* [EXERCISE]:
Please copy out the material below word for word, keeping every line as it stands. Leave the pictures out of your copy.

┌─ DATA FOR THIS EXERCISE

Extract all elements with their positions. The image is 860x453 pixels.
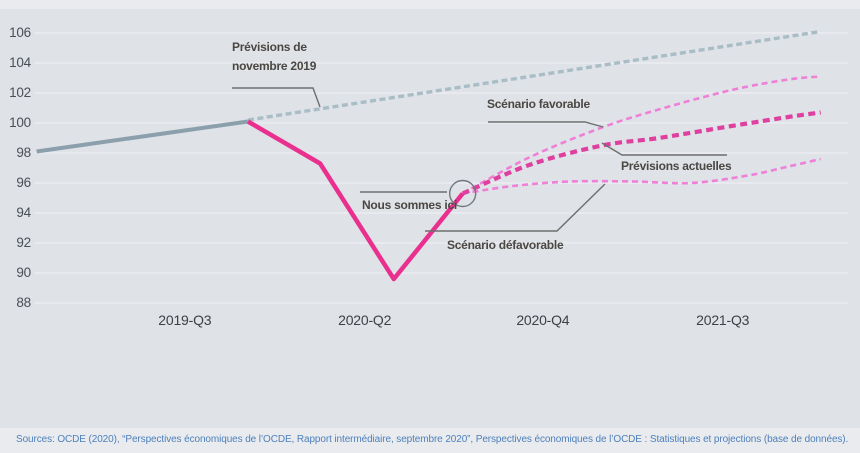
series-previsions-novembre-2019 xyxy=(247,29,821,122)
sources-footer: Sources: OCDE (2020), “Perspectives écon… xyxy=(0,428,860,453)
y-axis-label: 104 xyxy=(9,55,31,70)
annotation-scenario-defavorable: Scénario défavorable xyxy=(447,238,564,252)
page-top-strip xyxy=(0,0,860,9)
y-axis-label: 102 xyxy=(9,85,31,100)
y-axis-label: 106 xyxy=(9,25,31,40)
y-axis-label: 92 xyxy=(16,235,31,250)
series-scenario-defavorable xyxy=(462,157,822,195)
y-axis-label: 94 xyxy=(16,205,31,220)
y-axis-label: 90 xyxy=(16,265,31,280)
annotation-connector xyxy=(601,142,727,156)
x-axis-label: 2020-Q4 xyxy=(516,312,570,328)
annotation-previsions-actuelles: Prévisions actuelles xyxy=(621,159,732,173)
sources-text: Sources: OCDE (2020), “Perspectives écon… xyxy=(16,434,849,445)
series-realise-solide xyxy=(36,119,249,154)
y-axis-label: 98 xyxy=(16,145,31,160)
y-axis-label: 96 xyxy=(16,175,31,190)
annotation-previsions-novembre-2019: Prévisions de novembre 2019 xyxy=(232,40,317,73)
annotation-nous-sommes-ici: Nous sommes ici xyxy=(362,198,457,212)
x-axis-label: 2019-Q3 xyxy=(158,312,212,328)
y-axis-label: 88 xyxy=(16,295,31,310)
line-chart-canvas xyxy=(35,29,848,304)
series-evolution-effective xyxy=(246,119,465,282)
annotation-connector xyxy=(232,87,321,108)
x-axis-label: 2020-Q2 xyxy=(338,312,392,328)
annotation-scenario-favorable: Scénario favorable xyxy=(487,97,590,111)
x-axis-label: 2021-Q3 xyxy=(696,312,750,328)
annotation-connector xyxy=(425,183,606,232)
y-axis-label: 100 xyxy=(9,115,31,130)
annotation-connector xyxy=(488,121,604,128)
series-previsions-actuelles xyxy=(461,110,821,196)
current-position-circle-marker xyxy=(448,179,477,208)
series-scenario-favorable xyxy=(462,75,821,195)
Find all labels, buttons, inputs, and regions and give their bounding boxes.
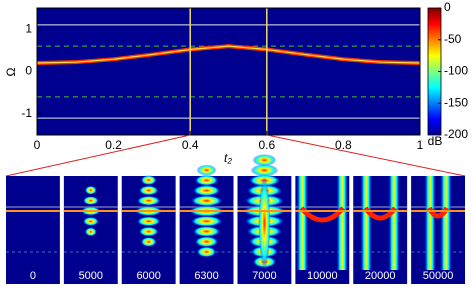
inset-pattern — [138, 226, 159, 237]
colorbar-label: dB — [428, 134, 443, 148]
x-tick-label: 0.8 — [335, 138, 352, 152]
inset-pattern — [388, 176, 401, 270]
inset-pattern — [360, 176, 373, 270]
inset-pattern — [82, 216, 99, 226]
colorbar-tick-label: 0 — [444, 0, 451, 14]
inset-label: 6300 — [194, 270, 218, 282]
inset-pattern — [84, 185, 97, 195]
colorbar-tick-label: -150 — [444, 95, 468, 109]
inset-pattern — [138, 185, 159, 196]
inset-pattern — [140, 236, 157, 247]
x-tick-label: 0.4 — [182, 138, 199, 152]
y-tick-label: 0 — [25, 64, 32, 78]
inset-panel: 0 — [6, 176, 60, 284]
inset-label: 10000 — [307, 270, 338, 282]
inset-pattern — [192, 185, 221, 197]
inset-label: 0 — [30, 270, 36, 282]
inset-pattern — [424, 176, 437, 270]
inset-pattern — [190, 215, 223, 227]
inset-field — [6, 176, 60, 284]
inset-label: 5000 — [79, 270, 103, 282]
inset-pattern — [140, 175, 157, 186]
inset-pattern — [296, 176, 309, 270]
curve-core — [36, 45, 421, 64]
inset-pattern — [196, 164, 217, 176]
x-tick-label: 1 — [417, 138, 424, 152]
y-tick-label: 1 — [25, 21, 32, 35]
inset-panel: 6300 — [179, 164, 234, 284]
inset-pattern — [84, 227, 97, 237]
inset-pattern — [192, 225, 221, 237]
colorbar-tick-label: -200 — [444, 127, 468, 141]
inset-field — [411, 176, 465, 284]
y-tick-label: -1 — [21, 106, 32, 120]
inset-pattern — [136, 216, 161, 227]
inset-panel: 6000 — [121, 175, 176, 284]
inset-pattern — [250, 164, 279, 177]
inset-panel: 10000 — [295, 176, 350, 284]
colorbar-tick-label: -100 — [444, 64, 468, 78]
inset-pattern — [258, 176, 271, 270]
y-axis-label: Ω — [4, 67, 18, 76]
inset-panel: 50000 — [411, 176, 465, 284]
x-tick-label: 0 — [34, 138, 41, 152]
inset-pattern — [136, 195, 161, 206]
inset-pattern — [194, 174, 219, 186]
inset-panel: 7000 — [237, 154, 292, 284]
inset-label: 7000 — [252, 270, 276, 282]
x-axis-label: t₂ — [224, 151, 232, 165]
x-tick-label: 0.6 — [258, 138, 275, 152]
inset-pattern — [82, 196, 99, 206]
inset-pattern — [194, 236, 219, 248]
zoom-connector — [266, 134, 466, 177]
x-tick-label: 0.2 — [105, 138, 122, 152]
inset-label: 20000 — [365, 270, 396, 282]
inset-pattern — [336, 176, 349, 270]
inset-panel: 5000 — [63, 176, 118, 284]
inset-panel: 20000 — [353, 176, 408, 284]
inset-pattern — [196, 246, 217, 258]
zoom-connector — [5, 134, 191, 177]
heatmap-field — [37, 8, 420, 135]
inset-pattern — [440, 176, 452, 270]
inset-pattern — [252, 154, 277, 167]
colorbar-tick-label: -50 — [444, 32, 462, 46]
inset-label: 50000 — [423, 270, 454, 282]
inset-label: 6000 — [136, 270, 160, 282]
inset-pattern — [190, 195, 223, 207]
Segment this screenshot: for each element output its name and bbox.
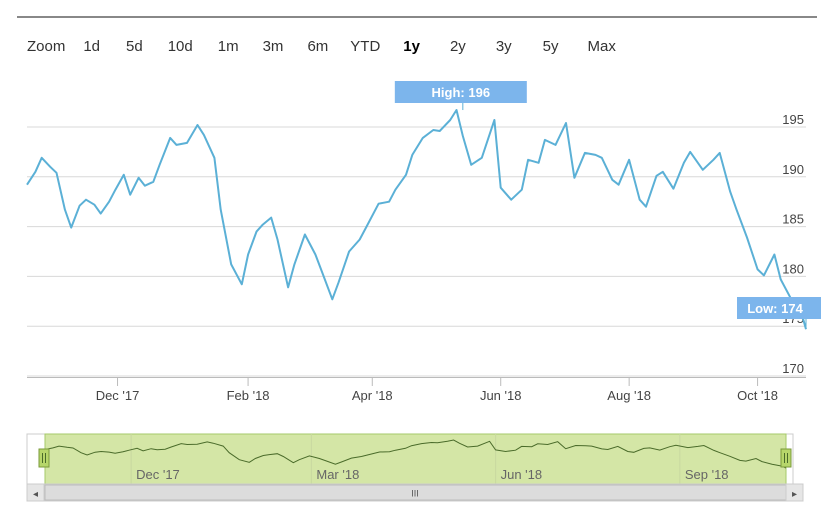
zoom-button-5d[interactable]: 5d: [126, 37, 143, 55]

└─

* [WRITTEN RESPONSE]:
Extract all elements with their positions. The image is 860x453 pixels.
series-previsions-novembre-2019 xyxy=(247,29,821,122)
sources-footer: Sources: OCDE (2020), “Perspectives écon… xyxy=(0,428,860,453)
y-axis-label: 104 xyxy=(9,55,31,70)
annotation-scenario-defavorable: Scénario défavorable xyxy=(447,238,564,252)
page-top-strip xyxy=(0,0,860,9)
y-axis-label: 102 xyxy=(9,85,31,100)
y-axis-label: 106 xyxy=(9,25,31,40)
y-axis-label: 92 xyxy=(16,235,31,250)
series-scenario-defavorable xyxy=(462,157,822,195)
y-axis-label: 94 xyxy=(16,205,31,220)
y-axis-label: 90 xyxy=(16,265,31,280)
annotation-connector xyxy=(601,142,727,156)
x-axis-label: 2020-Q4 xyxy=(516,312,570,328)
annotation-previsions-actuelles: Prévisions actuelles xyxy=(621,159,732,173)
sources-text: Sources: OCDE (2020), “Perspectives écon… xyxy=(16,434,849,445)
series-realise-solide xyxy=(36,119,249,154)
y-axis-label: 98 xyxy=(16,145,31,160)
y-axis-label: 96 xyxy=(16,175,31,190)
annotation-previsions-novembre-2019: Prévisions de novembre 2019 xyxy=(232,40,317,73)
annotation-nous-sommes-ici: Nous sommes ici xyxy=(362,198,457,212)
x-axis-label: 2019-Q3 xyxy=(158,312,212,328)
y-axis-label: 88 xyxy=(16,295,31,310)
line-chart-canvas xyxy=(35,29,848,304)
series-evolution-effective xyxy=(246,119,465,282)
annotation-connector xyxy=(232,87,321,108)
x-axis-label: 2020-Q2 xyxy=(338,312,392,328)
annotation-scenario-favorable: Scénario favorable xyxy=(487,97,590,111)
x-axis-label: 2021-Q3 xyxy=(696,312,750,328)
annotation-connector xyxy=(425,183,606,232)
y-axis-label: 100 xyxy=(9,115,31,130)
annotation-connector xyxy=(488,121,604,128)
series-previsions-actuelles xyxy=(461,110,821,196)
current-position-circle-marker xyxy=(448,179,477,208)
series-scenario-favorable xyxy=(462,75,821,195)
Find all labels, buttons, inputs, and regions and give their bounding boxes.
inset-pattern — [138, 226, 159, 237]
colorbar-label: dB — [428, 134, 443, 148]
x-tick-label: 0.8 — [335, 138, 352, 152]
inset-pattern — [388, 176, 401, 270]
inset-pattern — [360, 176, 373, 270]
inset-pattern — [82, 216, 99, 226]
colorbar-tick-label: 0 — [444, 0, 451, 14]
inset-label: 6300 — [194, 270, 218, 282]
inset-pattern — [84, 185, 97, 195]
colorbar-tick-label: -150 — [444, 95, 468, 109]
inset-pattern — [138, 185, 159, 196]
inset-pattern — [140, 236, 157, 247]
x-tick-label: 0.4 — [182, 138, 199, 152]
y-tick-label: 0 — [25, 64, 32, 78]
inset-panel: 0 — [6, 176, 60, 284]
inset-label: 10000 — [307, 270, 338, 282]
inset-pattern — [192, 185, 221, 197]
inset-label: 0 — [30, 270, 36, 282]
inset-pattern — [424, 176, 437, 270]
inset-pattern — [190, 215, 223, 227]
inset-field — [6, 176, 60, 284]
inset-label: 5000 — [79, 270, 103, 282]
inset-pattern — [140, 175, 157, 186]
inset-pattern — [296, 176, 309, 270]
curve-core — [36, 45, 421, 64]
inset-pattern — [196, 164, 217, 176]
x-tick-label: 1 — [417, 138, 424, 152]
y-tick-label: 1 — [25, 21, 32, 35]
inset-panel: 6300 — [179, 164, 234, 284]
inset-pattern — [84, 227, 97, 237]
inset-pattern — [192, 225, 221, 237]
colorbar-tick-label: -200 — [444, 127, 468, 141]
inset-field — [411, 176, 465, 284]
y-tick-label: -1 — [21, 106, 32, 120]
inset-pattern — [136, 216, 161, 227]
inset-panel: 6000 — [121, 175, 176, 284]
inset-pattern — [250, 164, 279, 177]
inset-panel: 10000 — [295, 176, 350, 284]
colorbar-tick-label: -100 — [444, 64, 468, 78]
inset-pattern — [258, 176, 271, 270]
y-axis-label: Ω — [4, 67, 18, 76]
inset-panel: 50000 — [411, 176, 465, 284]
x-tick-label: 0 — [34, 138, 41, 152]
inset-pattern — [136, 195, 161, 206]
inset-pattern — [194, 174, 219, 186]
inset-panel: 7000 — [237, 154, 292, 284]
inset-label: 7000 — [252, 270, 276, 282]
x-axis-label: t₂ — [224, 151, 232, 165]
x-tick-label: 0.6 — [258, 138, 275, 152]
inset-pattern — [82, 196, 99, 206]
inset-pattern — [194, 236, 219, 248]
zoom-connector — [266, 134, 466, 177]
x-tick-label: 0.2 — [105, 138, 122, 152]
inset-label: 20000 — [365, 270, 396, 282]
inset-pattern — [336, 176, 349, 270]
inset-panel: 5000 — [63, 176, 118, 284]
inset-panel: 20000 — [353, 176, 408, 284]
inset-pattern — [196, 246, 217, 258]
zoom-connector — [5, 134, 191, 177]
heatmap-field — [37, 8, 420, 135]
inset-pattern — [440, 176, 452, 270]
inset-pattern — [252, 154, 277, 167]
colorbar-tick-label: -50 — [444, 32, 462, 46]
inset-label: 50000 — [423, 270, 454, 282]
inset-label: 6000 — [136, 270, 160, 282]
inset-pattern — [190, 195, 223, 207]
Segment this screenshot: for each element output its name and bbox.
zoom-button-5d[interactable]: 5d: [126, 37, 143, 55]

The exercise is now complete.